** START DATA IN THIS EXERCISE **
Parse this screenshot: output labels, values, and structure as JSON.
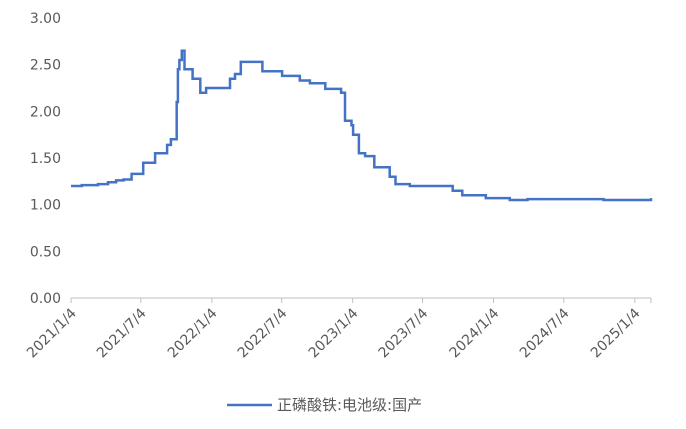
{
  "chart_data": {
    "type": "line",
    "title": "",
    "xlabel": "",
    "ylabel": "",
    "ylim": [
      0,
      3
    ],
    "y_ticks": [
      "0.00",
      "0.50",
      "1.00",
      "1.50",
      "2.00",
      "2.50",
      "3.00"
    ],
    "x_ticks": [
      "2021/1/4",
      "2021/7/4",
      "2022/1/4",
      "2022/7/4",
      "2023/1/4",
      "2023/7/4",
      "2024/1/4",
      "2024/7/4",
      "2025/1/4"
    ],
    "x_range": [
      "2021/1/4",
      "2025/2/15"
    ],
    "grid": false,
    "legend_position": "bottom",
    "color": "#4472C4",
    "series": [
      {
        "name": "正磷酸铁:电池级:国产",
        "x": [
          "2021/1/4",
          "2021/2/1",
          "2021/3/15",
          "2021/4/10",
          "2021/5/1",
          "2021/5/20",
          "2021/6/10",
          "2021/6/20",
          "2021/7/10",
          "2021/8/10",
          "2021/8/20",
          "2021/9/10",
          "2021/9/20",
          "2021/10/1",
          "2021/10/5",
          "2021/10/8",
          "2021/10/12",
          "2021/10/18",
          "2021/10/25",
          "2021/11/15",
          "2021/12/5",
          "2021/12/20",
          "2022/2/20",
          "2022/3/5",
          "2022/3/20",
          "2022/5/15",
          "2022/6/20",
          "2022/7/5",
          "2022/8/20",
          "2022/9/15",
          "2022/10/25",
          "2022/11/20",
          "2022/12/5",
          "2022/12/15",
          "2023/1/1",
          "2023/1/5",
          "2023/1/20",
          "2023/1/25",
          "2023/2/5",
          "2023/3/1",
          "2023/3/20",
          "2023/4/10",
          "2023/4/25",
          "2023/5/10",
          "2023/6/1",
          "2023/9/1",
          "2023/9/20",
          "2023/10/15",
          "2023/11/10",
          "2023/12/15",
          "2024/1/5",
          "2024/2/15",
          "2024/4/1",
          "2024/7/20",
          "2024/10/15",
          "2024/12/30",
          "2025/2/15"
        ],
        "y": [
          1.2,
          1.21,
          1.22,
          1.24,
          1.26,
          1.27,
          1.33,
          1.33,
          1.45,
          1.55,
          1.55,
          1.64,
          1.7,
          1.7,
          2.1,
          2.45,
          2.55,
          2.65,
          2.45,
          2.35,
          2.2,
          2.25,
          2.35,
          2.4,
          2.53,
          2.43,
          2.43,
          2.38,
          2.33,
          2.3,
          2.24,
          2.24,
          2.2,
          1.9,
          1.85,
          1.75,
          1.55,
          1.55,
          1.52,
          1.4,
          1.4,
          1.3,
          1.22,
          1.22,
          1.2,
          1.2,
          1.15,
          1.1,
          1.1,
          1.07,
          1.07,
          1.05,
          1.06,
          1.06,
          1.05,
          1.05,
          1.07
        ]
      }
    ]
  }
}
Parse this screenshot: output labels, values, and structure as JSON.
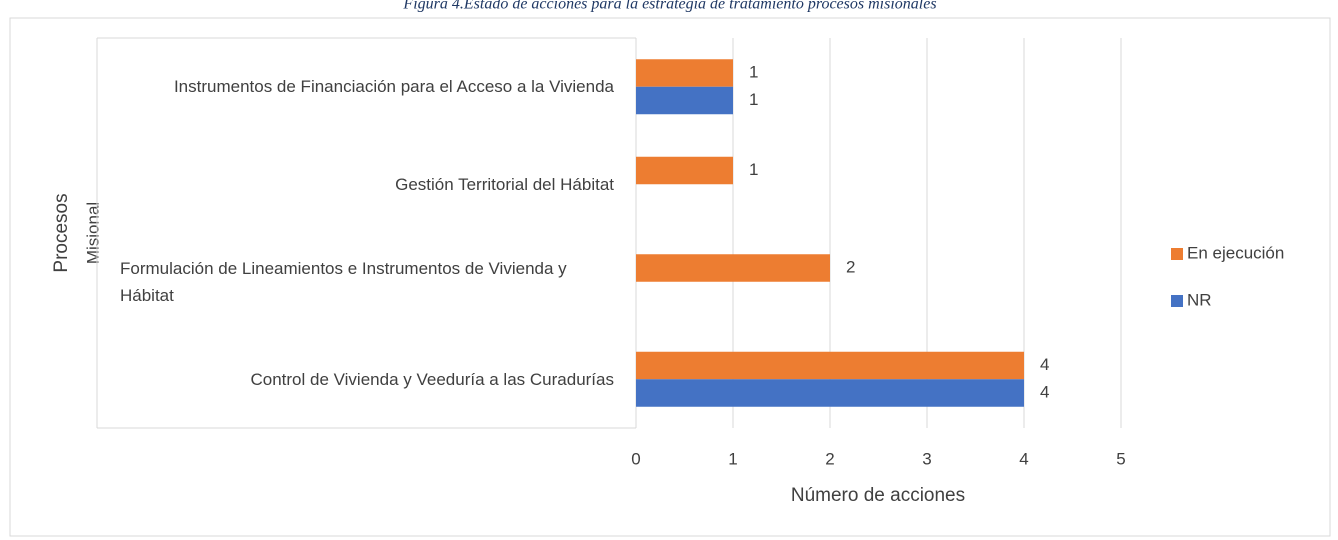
{
  "chart_data": {
    "type": "barh",
    "title": "Figura 4.Estado de acciones para la estrategia de tratamiento procesos misionales",
    "y_label": "Procesos",
    "group_label": "Misional",
    "x_label": "Número de acciones",
    "categories": [
      "Instrumentos de Financiación para el Acceso a la Vivienda",
      "Gestión Territorial del Hábitat",
      "Formulación de Lineamientos e Instrumentos de Vivienda y Hábitat",
      "Control de Vivienda y Veeduría a las Curadurías"
    ],
    "series": [
      {
        "name": "En ejecución",
        "color": "#ed7d31",
        "values": [
          1,
          1,
          2,
          4
        ]
      },
      {
        "name": "NR",
        "color": "#4472c4",
        "values": [
          1,
          null,
          null,
          4
        ]
      }
    ],
    "xlim": [
      0,
      5
    ],
    "xticks": [
      0,
      1,
      2,
      3,
      4,
      5
    ],
    "grid": true,
    "legend": "right"
  }
}
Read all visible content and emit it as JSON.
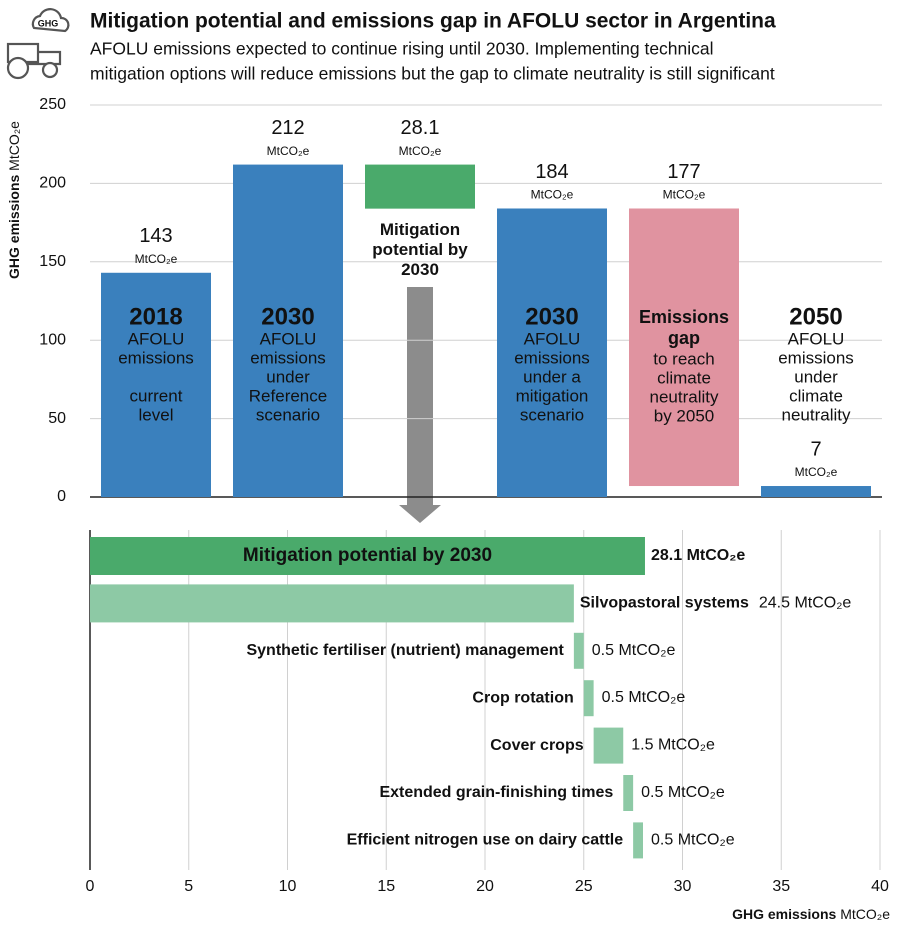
{
  "icon_label": "GHG",
  "chart_data": [
    {
      "type": "waterfall",
      "title": "Mitigation potential and emissions gap in AFOLU sector in Argentina",
      "subtitle": [
        "AFOLU emissions expected to continue rising until 2030. Implementing technical",
        "mitigation options will reduce emissions but the gap to climate neutrality is still significant"
      ],
      "y_label": "GHG emissions",
      "unit": "MtCO₂e",
      "ylim": [
        0,
        250
      ],
      "yticks": [
        0,
        50,
        100,
        150,
        200,
        250
      ],
      "grid": true,
      "bars": [
        {
          "kind": "total",
          "value": 143,
          "color": "#3a80bd",
          "text_color": "#ffffff",
          "heading": [
            "2018"
          ],
          "lines": [
            [
              "AFOLU",
              "emissions"
            ],
            [
              "current",
              "level"
            ]
          ]
        },
        {
          "kind": "total",
          "value": 212,
          "color": "#3a80bd",
          "text_color": "#ffffff",
          "heading": [
            "2030"
          ],
          "lines": [
            [
              "AFOLU",
              "emissions",
              "under",
              "Reference",
              "scenario"
            ]
          ]
        },
        {
          "kind": "decrease",
          "value": 28.1,
          "color": "#4aaa6b",
          "text_color": "#111111",
          "text_position": "below",
          "lines": [
            [
              "Mitigation",
              "potential by",
              "2030"
            ]
          ]
        },
        {
          "kind": "total",
          "value": 184,
          "color": "#3a80bd",
          "text_color": "#ffffff",
          "heading": [
            "2030"
          ],
          "lines": [
            [
              "AFOLU",
              "emissions",
              "under a",
              "mitigation",
              "scenario"
            ]
          ]
        },
        {
          "kind": "gap",
          "value": 177,
          "color": "#e093a0",
          "text_color": "#ffffff",
          "heading_color": "#1f2a5c",
          "heading": [
            "Emissions",
            "gap"
          ],
          "lines": [
            [
              "to reach",
              "climate",
              "neutrality",
              "by 2050"
            ]
          ]
        },
        {
          "kind": "total",
          "value": 7,
          "color": "#3a80bd",
          "text_color": "#111111",
          "heading": [
            "2050"
          ],
          "lines": [
            [
              "AFOLU",
              "emissions",
              "under",
              "climate",
              "neutrality"
            ]
          ]
        }
      ]
    },
    {
      "type": "waterfall_h",
      "x_label": "GHG emissions",
      "unit": "MtCO₂e",
      "xlim": [
        0,
        40
      ],
      "xticks": [
        0,
        5,
        10,
        15,
        20,
        25,
        30,
        35,
        40
      ],
      "grid": true,
      "total": {
        "name": "Mitigation potential by 2030",
        "value": 28.1,
        "color": "#4aaa6b"
      },
      "categories": [
        "Silvopastoral systems",
        "Synthetic fertiliser (nutrient) management",
        "Crop rotation",
        "Cover crops",
        "Extended grain-finishing times",
        "Efficient nitrogen use on dairy cattle"
      ],
      "values": [
        24.5,
        0.5,
        0.5,
        1.5,
        0.5,
        0.5
      ],
      "color": "#8dc9a5"
    }
  ]
}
** END DATA IN THIS EXERCISE **
TASK TO CARRY OUT :: Select and copy each line from the data that includes the word "Vivienda".

PROBLEM SOLUTION ::
      "Instrumentos de Financiación para el Acceso a la Vivienda",
      "Formulación de Lineamientos e Instrumentos de Vivienda y Hábitat",
      "Control de Vivienda y Veeduría a las Curadurías"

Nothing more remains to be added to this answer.